Copy every line of the entries that has the string "lives" in it.
·····
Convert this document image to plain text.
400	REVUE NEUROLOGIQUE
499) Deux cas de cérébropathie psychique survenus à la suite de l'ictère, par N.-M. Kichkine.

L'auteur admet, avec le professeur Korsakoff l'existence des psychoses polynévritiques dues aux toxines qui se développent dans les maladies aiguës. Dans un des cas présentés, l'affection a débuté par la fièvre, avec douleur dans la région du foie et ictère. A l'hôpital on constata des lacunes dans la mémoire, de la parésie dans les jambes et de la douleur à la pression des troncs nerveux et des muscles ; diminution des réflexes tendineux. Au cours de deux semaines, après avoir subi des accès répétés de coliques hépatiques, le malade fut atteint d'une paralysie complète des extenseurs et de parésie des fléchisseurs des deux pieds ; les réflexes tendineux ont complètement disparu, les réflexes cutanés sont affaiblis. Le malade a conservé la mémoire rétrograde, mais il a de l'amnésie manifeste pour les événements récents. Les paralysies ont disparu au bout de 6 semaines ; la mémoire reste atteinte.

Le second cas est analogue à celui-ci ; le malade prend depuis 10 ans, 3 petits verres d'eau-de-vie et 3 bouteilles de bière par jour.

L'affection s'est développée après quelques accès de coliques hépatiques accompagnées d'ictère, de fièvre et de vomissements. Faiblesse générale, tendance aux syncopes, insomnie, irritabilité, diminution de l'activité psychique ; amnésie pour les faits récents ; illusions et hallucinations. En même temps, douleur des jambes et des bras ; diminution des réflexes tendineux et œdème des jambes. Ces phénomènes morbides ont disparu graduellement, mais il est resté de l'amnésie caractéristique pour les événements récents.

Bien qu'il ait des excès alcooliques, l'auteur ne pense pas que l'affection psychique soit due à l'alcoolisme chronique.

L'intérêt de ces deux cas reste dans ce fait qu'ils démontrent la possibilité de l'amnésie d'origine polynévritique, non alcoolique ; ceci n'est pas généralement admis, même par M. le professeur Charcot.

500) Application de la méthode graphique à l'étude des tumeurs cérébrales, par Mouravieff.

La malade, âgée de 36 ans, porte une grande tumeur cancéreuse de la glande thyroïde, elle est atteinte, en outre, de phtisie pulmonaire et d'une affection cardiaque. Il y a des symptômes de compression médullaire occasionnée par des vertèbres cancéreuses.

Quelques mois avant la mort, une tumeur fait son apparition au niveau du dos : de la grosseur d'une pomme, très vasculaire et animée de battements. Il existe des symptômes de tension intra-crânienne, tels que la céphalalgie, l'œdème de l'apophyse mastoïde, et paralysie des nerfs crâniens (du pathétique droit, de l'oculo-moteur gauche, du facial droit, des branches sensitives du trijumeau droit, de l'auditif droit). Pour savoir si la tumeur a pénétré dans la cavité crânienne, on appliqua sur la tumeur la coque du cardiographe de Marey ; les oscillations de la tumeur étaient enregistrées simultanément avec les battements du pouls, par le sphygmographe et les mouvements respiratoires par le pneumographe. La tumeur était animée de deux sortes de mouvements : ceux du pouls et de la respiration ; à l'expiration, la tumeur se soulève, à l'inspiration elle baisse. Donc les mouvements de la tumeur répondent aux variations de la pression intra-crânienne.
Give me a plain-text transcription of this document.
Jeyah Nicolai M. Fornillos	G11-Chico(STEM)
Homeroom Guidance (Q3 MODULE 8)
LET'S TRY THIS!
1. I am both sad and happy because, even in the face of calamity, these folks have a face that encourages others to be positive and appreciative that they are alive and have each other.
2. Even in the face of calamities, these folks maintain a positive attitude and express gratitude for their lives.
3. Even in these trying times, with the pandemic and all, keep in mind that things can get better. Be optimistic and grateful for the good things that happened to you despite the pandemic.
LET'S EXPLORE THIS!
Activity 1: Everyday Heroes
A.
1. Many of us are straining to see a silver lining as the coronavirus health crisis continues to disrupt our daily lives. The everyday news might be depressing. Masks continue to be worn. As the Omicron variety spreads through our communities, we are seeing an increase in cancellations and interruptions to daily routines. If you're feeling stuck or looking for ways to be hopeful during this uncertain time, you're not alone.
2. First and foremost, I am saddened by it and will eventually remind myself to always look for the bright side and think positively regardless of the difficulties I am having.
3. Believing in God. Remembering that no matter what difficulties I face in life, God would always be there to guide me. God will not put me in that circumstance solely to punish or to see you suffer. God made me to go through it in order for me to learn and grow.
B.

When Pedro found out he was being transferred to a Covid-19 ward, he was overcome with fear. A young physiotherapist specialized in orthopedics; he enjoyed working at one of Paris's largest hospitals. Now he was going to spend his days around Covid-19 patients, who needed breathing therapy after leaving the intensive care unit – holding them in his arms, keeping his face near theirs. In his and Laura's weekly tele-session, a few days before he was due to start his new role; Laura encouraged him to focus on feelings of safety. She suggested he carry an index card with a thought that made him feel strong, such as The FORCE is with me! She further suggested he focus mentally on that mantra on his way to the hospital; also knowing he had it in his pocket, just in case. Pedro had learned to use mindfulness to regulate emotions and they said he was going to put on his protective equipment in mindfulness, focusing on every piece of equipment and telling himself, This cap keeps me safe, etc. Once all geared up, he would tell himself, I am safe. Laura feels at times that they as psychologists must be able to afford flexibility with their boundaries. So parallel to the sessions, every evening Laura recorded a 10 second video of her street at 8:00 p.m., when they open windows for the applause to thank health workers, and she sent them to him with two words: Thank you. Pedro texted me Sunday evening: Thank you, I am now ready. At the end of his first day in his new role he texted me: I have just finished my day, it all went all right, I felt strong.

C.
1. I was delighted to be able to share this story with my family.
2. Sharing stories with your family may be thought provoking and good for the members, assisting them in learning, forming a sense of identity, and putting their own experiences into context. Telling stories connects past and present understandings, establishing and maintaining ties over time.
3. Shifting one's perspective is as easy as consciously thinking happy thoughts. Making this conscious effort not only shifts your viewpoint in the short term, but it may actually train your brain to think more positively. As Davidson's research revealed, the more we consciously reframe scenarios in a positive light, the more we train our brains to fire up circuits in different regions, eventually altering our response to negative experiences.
·····
Task solution –
2. Even in the face of calamities, these folks maintain a positive attitude and express gratitude for their lives.
1. Many of us are straining to see a silver lining as the coronavirus health crisis continues to disrupt our daily lives. The everyday news might be depressing. Masks continue to be worn. As the Omicron variety spreads through our communities, we are seeing an increase in cancellations and interruptions to daily routines. If you're feeling stuck or looking for ways to be hopeful during this uncertain time, you're not alone.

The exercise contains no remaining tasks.